__Zu erledigende Aufgaben__
a. Beantworten Sie anhand des Auszugs über Gebärdensprachtests die folgenden Fragen:
(i) An welcher Hochschule ist Tobias Haug tätig?
(ii) Wie viele Forschende weltweit entwickeln laut dem Auszug etwa Testverfahren zur Gebärdensprachkompetenz?
(iii) An welchem Datum hielt Tobias Haug seine Antrittsvorlesung, und in welcher Sprache?
b. Führen Sie den Auszug über Gebärdensprachtests ab seinem letzten Satz weiter.

__Bereitgestellter Auszug__
**********

Im Gegensatz zur Lautsprache fehlen in der Gebärdensprache ein solcher Rahmen und damit verbundene Tests zur Beurteilung der Sprachkompetenzen. Die Unterschiede beginnen dabei bereits auf der Basis: «Für Englischtests zum Beispiel gibt es Listen mit den häufigsten Wörtern, das haben wir für die Gebärdensprache nicht», sagt Tobias Haug von der Interkantonalen Hochschule für Heilpädagogik (HfH). «Es gibt zwar ein Lexikon, es gibt eine Forschungsdatenbank, aber wir haben nicht per Klick eine Liste von Gebärden, die eine Person auf Stufe A1 beherrschen müsste.» Und selbst wenn eine solche Liste vorhanden wäre, müsste man im Rahmen testtheoretischer Verfahren noch festlegen, was richtig und falsch sei: Wie weit müssen beispielsweise der Daumen und der kleine Finger abgespreizt werden, um «telefonieren» zu gebärden? Wie nahe muss die Hand dabei ans Ohr? Und wird gleichzeitig der Kopf geneigt? Um diese Lücken zu schliessen, beschäftigt sich Tobias Haug als einer von etwa zehn Forschenden weltweit mit der Entwicklung von Testverfahren, mit denen untersucht werden kann, wie gut jemand die Gebärdensprache beherrscht. Ein anspruchsvolles Unterfangen, wie der Professor für Gebärdensprache und Partizipation bei Hörbehinderung im Rahmen seiner Antrittsvorlesung «Ist A1 eins a? Zur Überprüfung von Gebärdensprachkompetenz» vom 24. September 2020 ausführte, die er in Gebärdensprache hielt.

**********

__Erfasste Angaben__
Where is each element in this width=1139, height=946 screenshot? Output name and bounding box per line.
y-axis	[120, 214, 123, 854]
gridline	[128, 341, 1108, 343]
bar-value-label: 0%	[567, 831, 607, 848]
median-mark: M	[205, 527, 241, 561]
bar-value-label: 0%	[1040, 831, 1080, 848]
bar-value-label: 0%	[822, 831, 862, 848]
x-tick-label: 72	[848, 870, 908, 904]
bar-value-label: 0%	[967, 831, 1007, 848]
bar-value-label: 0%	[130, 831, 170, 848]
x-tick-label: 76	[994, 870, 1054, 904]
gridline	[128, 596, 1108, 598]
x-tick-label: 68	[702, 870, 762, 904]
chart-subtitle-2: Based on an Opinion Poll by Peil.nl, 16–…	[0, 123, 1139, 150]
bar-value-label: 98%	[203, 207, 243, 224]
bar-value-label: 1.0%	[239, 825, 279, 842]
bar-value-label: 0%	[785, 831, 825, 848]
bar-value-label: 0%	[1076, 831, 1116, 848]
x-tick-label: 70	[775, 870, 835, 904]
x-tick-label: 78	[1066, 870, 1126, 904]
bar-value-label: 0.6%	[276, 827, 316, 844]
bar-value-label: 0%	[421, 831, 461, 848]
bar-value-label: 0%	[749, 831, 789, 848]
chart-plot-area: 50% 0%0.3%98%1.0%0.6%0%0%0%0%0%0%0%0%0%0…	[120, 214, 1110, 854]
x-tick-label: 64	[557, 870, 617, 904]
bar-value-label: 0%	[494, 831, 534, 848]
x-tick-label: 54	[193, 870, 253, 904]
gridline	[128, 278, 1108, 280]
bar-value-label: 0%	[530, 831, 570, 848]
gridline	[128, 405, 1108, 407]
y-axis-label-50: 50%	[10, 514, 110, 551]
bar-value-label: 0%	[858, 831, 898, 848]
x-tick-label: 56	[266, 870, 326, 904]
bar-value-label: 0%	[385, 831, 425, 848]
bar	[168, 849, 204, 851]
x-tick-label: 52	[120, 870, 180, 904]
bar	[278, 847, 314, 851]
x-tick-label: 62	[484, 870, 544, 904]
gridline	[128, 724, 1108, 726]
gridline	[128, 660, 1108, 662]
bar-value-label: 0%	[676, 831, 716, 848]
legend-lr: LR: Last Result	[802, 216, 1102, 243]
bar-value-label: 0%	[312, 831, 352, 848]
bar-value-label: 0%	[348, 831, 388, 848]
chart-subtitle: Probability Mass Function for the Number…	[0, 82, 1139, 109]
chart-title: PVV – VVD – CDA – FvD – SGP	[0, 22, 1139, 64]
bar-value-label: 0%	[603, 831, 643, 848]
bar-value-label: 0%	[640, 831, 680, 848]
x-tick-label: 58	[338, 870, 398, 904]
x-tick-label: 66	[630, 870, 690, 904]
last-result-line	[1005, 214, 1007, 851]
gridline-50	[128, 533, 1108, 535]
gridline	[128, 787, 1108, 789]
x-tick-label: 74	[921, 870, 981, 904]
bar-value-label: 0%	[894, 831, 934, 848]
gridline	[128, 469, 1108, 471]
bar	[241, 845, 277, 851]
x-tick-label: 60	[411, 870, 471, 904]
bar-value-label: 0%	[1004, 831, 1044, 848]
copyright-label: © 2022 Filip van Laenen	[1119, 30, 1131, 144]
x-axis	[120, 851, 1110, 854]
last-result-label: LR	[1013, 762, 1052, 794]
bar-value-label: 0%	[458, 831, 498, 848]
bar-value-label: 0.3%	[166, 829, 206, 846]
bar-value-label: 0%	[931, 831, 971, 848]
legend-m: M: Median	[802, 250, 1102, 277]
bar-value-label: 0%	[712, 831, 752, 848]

**********

__Antworten je Aufgabe__
a.
(i) An der Interkantonalen Hochschule für Heilpädagogik (HfH).
(ii) Etwa zehn.
(iii) Am 24. September 2020, in Gebärdensprache.

b.
Welches die grössten Herausforderungen sind, erläutert er im folgenden Video-Interview.
Was auf den ersten Blick wie ein Nischenthema scheint, ist keines: Allein in der Schweiz gelten rund 600'000 Personen als hörbehindert, 10'000 Personen sind vollständig gehörlos. Die HfH trägt diesem Umstand Rechnung und hat für diesen Themenbereich eine Professorenstelle errichtet. Tobias Haug verfolgt dabei nicht nur die Entwicklung eines Testverfahrens zur Überprüfung der Gebärdensprachkompetenz.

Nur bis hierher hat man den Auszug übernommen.